INSTRUCTION: Copy out every record precisely.

RECORDS PROVIDED:
────

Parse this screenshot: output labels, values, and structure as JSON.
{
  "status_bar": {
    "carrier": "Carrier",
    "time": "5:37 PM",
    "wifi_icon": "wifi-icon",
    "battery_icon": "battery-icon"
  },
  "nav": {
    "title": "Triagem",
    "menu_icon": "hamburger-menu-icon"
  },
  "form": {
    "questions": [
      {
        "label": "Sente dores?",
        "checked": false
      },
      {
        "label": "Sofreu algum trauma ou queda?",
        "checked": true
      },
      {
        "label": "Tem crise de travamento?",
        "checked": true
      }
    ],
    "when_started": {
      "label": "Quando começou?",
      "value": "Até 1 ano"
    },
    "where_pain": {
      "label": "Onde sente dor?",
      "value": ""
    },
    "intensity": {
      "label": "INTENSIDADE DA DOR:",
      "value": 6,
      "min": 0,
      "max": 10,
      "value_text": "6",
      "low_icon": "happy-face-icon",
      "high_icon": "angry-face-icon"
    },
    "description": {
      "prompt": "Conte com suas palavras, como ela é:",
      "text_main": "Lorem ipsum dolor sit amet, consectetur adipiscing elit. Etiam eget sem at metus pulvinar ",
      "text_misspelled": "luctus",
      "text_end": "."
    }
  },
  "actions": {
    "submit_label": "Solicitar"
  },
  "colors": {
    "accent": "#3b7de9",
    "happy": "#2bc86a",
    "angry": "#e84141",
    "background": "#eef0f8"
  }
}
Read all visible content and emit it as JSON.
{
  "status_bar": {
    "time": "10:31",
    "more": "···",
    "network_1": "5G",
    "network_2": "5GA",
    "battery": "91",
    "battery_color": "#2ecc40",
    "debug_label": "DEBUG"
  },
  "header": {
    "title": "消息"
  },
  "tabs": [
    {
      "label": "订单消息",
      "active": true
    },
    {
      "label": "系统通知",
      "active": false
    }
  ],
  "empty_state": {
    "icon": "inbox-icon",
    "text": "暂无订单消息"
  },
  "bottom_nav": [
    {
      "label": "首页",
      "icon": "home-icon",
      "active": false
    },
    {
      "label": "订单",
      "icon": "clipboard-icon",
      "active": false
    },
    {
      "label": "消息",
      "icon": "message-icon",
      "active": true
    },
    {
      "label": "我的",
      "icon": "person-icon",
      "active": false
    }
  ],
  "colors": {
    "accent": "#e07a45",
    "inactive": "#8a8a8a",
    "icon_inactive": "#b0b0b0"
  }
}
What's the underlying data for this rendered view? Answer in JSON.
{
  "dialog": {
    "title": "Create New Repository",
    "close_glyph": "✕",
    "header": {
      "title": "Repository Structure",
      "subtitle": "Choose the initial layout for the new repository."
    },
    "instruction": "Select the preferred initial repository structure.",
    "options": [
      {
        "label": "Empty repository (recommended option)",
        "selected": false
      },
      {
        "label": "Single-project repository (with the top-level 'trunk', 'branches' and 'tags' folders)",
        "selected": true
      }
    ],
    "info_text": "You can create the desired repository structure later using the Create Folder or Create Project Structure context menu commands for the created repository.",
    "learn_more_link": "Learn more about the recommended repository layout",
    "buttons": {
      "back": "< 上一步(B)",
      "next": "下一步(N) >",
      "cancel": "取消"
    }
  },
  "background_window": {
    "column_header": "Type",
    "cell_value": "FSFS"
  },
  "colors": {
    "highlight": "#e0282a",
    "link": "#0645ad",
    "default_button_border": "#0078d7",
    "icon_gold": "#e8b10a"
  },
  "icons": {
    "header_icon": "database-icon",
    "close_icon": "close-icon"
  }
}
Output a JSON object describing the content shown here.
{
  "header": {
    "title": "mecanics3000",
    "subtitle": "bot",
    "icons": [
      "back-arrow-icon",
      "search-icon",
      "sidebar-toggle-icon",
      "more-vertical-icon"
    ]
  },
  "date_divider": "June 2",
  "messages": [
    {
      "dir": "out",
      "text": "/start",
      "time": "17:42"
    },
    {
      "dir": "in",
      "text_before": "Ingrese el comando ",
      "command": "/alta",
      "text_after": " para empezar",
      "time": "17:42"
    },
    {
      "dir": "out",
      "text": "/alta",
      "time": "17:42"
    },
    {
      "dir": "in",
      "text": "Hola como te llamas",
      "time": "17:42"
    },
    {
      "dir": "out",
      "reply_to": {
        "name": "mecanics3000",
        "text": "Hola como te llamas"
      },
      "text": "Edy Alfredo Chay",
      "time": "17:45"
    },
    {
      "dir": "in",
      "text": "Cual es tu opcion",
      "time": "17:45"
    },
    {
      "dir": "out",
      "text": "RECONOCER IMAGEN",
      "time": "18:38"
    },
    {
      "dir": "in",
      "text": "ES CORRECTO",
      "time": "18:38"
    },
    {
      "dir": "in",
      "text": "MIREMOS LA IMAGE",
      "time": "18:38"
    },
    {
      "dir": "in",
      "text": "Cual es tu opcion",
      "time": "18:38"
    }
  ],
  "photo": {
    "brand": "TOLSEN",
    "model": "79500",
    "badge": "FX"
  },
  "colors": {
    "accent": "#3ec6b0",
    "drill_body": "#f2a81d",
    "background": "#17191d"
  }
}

────

RESPONSE:
Parse this screenshot: output labels, values, and structure as JSON.
{
  "status_bar": {
    "carrier": "Carrier",
    "time": "5:37 PM",
    "wifi_icon": "wifi-icon",
    "battery_icon": "battery-icon"
  },
  "nav": {
    "title": "Triagem",
    "menu_icon": "hamburger-menu-icon"
  },
  "form": {
    "questions": [
      {
        "label": "Sente dores?",
        "checked": false
      },
      {
        "label": "Sofreu algum trauma ou queda?",
        "checked": true
      },
      {
        "label": "Tem crise de travamento?",
        "checked": true
      }
    ],
    "when_started": {
      "label": "Quando começou?",
      "value": "Até 1 ano"
    },
    "where_pain": {
      "label": "Onde sente dor?",
      "value": ""
    },
    "intensity": {
      "label": "INTENSIDADE DA DOR:",
      "value": 6,
      "min": 0,
      "max": 10,
      "value_text": "6",
      "low_icon": "happy-face-icon",
      "high_icon": "angry-face-icon"
    },
    "description": {
      "prompt": "Conte com suas palavras, como ela é:",
      "text_main": "Lorem ipsum dolor sit amet, consectetur adipiscing elit. Etiam eget sem at metus pulvinar ",
      "text_misspelled": "luctus",
      "text_end": "."
    }
  },
  "actions": {
    "submit_label": "Solicitar"
  },
  "colors": {
    "accent": "#3b7de9",
    "happy": "#2bc86a",
    "angry": "#e84141",
    "background": "#eef0f8"
  }
}
Read all visible content and emit it as JSON.
{
  "status_bar": {
    "time": "10:31",
    "more": "···",
    "network_1": "5G",
    "network_2": "5GA",
    "battery": "91",
    "battery_color": "#2ecc40",
    "debug_label": "DEBUG"
  },
  "header": {
    "title": "消息"
  },
  "tabs": [
    {
      "label": "订单消息",
      "active": true
    },
    {
      "label": "系统通知",
      "active": false
    }
  ],
  "empty_state": {
    "icon": "inbox-icon",
    "text": "暂无订单消息"
  },
  "bottom_nav": [
    {
      "label": "首页",
      "icon": "home-icon",
      "active": false
    },
    {
      "label": "订单",
      "icon": "clipboard-icon",
      "active": false
    },
    {
      "label": "消息",
      "icon": "message-icon",
      "active": true
    },
    {
      "label": "我的",
      "icon": "person-icon",
      "active": false
    }
  ],
  "colors": {
    "accent": "#e07a45",
    "inactive": "#8a8a8a",
    "icon_inactive": "#b0b0b0"
  }
}
What's the underlying data for this rendered view? Answer in JSON.
{
  "dialog": {
    "title": "Create New Repository",
    "close_glyph": "✕",
    "header": {
      "title": "Repository Structure",
      "subtitle": "Choose the initial layout for the new repository."
    },
    "instruction": "Select the preferred initial repository structure.",
    "options": [
      {
        "label": "Empty repository (recommended option)",
        "selected": false
      },
      {
        "label": "Single-project repository (with the top-level 'trunk', 'branches' and 'tags' folders)",
        "selected": true
      }
    ],
    "info_text": "You can create the desired repository structure later using the Create Folder or Create Project Structure context menu commands for the created repository.",
    "learn_more_link": "Learn more about the recommended repository layout",
    "buttons": {
      "back": "< 上一步(B)",
      "next": "下一步(N) >",
      "cancel": "取消"
    }
  },
  "background_window": {
    "column_header": "Type",
    "cell_value": "FSFS"
  },
  "colors": {
    "highlight": "#e0282a",
    "link": "#0645ad",
    "default_button_border": "#0078d7",
    "icon_gold": "#e8b10a"
  },
  "icons": {
    "header_icon": "database-icon",
    "close_icon": "close-icon"
  }
}
Output a JSON object describing the content shown here.
{
  "header": {
    "title": "mecanics3000",
    "subtitle": "bot",
    "icons": [
      "back-arrow-icon",
      "search-icon",
      "sidebar-toggle-icon",
      "more-vertical-icon"
    ]
  },
  "date_divider": "June 2",
  "messages": [
    {
      "dir": "out",
      "text": "/start",
      "time": "17:42"
    },
    {
      "dir": "in",
      "text_before": "Ingrese el comando ",
      "command": "/alta",
      "text_after": " para empezar",
      "time": "17:42"
    },
    {
      "dir": "out",
      "text": "/alta",
      "time": "17:42"
    },
    {
      "dir": "in",
      "text": "Hola como te llamas",
      "time": "17:42"
    },
    {
      "dir": "out",
      "reply_to": {
        "name": "mecanics3000",
        "text": "Hola como te llamas"
      },
      "text": "Edy Alfredo Chay",
      "time": "17:45"
    },
    {
      "dir": "in",
      "text": "Cual es tu opcion",
      "time": "17:45"
    },
    {
      "dir": "out",
      "text": "RECONOCER IMAGEN",
      "time": "18:38"
    },
    {
      "dir": "in",
      "text": "ES CORRECTO",
      "time": "18:38"
    },
    {
      "dir": "in",
      "text": "MIREMOS LA IMAGE",
      "time": "18:38"
    },
    {
      "dir": "in",
      "text": "Cual es tu opcion",
      "time": "18:38"
    }
  ],
  "photo": {
    "brand": "TOLSEN",
    "model": "79500",
    "badge": "FX"
  },
  "colors": {
    "accent": "#3ec6b0",
    "drill_body": "#f2a81d",
    "background": "#17191d"
  }
}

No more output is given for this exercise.